* **What to work on**: Extract all lines from the data beneath that include the word "JSON".

Some records
━━━━━━

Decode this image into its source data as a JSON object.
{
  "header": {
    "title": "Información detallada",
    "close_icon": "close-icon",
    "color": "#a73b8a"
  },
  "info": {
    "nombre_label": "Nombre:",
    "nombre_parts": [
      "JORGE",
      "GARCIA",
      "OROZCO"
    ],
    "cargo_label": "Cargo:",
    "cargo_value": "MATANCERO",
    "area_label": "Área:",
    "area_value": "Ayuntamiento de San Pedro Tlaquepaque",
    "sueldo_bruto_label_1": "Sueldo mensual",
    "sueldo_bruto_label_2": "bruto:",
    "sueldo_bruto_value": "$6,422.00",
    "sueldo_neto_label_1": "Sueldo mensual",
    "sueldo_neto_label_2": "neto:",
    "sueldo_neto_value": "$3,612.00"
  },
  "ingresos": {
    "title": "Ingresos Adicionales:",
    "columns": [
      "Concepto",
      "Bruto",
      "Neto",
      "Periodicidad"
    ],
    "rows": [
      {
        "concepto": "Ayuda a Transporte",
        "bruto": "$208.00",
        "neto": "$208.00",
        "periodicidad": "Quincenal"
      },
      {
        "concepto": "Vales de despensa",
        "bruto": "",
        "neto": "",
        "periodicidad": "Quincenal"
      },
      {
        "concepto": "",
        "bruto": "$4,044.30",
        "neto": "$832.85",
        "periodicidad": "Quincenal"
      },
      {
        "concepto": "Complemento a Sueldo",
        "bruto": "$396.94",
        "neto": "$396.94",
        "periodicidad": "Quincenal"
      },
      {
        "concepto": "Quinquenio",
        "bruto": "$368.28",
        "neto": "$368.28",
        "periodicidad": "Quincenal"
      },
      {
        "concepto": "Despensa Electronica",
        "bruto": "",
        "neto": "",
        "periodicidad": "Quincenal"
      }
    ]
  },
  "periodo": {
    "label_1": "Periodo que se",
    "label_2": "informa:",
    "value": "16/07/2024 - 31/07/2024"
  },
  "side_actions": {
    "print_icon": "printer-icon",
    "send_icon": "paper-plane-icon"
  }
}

━━━━━━

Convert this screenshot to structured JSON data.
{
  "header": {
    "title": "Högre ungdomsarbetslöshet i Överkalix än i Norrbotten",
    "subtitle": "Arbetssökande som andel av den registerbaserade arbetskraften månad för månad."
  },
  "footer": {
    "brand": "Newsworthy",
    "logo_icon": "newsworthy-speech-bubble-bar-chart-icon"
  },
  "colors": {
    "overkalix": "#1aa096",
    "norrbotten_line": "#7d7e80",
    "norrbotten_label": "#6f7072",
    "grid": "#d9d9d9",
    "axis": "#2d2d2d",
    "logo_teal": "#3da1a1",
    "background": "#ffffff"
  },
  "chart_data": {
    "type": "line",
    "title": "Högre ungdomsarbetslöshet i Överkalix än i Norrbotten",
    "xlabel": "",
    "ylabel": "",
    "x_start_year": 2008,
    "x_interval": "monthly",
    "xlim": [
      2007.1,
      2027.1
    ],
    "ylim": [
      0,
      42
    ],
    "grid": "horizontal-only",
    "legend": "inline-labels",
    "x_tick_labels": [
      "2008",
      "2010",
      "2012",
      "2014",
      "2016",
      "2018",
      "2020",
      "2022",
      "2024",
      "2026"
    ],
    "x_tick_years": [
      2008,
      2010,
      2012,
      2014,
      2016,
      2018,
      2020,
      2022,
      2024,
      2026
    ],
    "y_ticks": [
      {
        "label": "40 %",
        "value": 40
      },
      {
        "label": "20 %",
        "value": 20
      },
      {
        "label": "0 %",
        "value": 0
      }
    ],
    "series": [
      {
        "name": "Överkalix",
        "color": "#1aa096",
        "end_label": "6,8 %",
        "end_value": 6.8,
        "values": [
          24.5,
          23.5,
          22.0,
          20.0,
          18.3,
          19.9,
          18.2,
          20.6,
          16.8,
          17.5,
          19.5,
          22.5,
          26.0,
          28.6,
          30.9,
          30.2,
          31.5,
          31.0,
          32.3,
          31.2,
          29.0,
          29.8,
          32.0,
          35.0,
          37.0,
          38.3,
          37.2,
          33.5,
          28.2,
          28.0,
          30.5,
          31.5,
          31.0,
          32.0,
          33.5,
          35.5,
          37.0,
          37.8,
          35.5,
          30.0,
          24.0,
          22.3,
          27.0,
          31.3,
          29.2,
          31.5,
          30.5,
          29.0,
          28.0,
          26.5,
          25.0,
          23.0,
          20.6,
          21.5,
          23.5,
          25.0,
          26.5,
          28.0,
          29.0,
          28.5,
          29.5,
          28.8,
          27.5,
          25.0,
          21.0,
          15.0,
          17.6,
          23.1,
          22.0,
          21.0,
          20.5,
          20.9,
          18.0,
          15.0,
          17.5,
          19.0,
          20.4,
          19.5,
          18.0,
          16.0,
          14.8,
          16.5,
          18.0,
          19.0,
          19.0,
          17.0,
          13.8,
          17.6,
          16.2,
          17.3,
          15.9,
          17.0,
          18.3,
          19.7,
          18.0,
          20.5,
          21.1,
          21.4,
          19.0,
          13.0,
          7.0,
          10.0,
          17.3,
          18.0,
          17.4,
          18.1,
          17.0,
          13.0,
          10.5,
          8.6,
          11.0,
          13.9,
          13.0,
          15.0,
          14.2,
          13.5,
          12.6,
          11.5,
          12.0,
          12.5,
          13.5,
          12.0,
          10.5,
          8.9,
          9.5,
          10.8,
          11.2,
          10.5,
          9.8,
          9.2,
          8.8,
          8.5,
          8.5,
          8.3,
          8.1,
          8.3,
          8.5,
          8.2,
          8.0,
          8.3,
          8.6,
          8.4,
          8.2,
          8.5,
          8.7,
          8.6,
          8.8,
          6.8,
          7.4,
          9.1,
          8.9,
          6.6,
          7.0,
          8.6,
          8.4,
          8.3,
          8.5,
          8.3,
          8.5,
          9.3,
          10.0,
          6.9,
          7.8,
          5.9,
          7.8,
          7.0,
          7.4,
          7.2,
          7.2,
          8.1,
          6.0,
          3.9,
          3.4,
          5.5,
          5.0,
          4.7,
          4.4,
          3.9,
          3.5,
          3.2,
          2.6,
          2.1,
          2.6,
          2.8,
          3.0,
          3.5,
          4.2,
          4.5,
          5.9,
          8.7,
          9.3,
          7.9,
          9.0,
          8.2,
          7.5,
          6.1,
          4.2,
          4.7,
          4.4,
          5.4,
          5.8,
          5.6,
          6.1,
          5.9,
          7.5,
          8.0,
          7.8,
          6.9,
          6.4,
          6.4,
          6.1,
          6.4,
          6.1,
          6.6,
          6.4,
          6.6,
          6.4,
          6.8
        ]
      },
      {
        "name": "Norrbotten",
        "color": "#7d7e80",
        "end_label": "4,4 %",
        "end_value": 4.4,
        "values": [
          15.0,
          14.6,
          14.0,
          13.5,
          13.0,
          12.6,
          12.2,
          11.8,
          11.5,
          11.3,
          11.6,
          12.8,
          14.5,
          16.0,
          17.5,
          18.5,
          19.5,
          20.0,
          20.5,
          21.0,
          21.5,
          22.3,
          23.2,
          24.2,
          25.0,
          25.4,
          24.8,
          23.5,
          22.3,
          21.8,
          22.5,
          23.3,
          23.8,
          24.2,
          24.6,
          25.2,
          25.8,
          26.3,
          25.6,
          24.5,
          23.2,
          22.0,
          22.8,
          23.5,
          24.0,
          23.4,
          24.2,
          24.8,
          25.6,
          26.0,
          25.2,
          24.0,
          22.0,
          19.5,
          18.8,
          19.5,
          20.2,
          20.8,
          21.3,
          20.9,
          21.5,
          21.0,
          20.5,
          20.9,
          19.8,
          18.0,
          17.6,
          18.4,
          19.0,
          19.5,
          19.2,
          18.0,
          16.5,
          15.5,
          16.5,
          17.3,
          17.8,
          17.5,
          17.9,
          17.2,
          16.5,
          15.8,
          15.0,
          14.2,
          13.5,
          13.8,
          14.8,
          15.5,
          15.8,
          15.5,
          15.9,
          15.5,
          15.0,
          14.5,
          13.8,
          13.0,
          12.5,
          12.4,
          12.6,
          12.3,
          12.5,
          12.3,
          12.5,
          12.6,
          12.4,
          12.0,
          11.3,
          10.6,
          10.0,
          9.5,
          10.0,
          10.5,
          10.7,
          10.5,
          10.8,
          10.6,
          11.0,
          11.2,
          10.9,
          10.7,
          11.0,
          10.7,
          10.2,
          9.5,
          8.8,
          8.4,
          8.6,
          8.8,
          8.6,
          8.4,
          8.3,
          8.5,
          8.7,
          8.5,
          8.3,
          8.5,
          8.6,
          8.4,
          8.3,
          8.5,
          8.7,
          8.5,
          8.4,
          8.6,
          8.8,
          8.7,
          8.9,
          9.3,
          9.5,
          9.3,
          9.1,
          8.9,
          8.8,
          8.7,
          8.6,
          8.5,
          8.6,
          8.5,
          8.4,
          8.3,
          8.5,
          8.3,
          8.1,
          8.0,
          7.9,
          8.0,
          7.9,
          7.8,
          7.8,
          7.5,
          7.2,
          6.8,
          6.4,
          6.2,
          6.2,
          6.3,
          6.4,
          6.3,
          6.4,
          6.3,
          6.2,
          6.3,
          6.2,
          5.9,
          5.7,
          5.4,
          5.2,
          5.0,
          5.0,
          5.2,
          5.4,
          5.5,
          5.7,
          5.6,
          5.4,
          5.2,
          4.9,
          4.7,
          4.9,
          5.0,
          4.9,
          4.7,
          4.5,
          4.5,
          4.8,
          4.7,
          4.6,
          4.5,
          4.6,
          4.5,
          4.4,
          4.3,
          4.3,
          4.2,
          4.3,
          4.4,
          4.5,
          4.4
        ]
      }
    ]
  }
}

━━━━━━

* **Response to this exercise**:
Decode this image into its source data as a JSON object.
Convert this screenshot to structured JSON data.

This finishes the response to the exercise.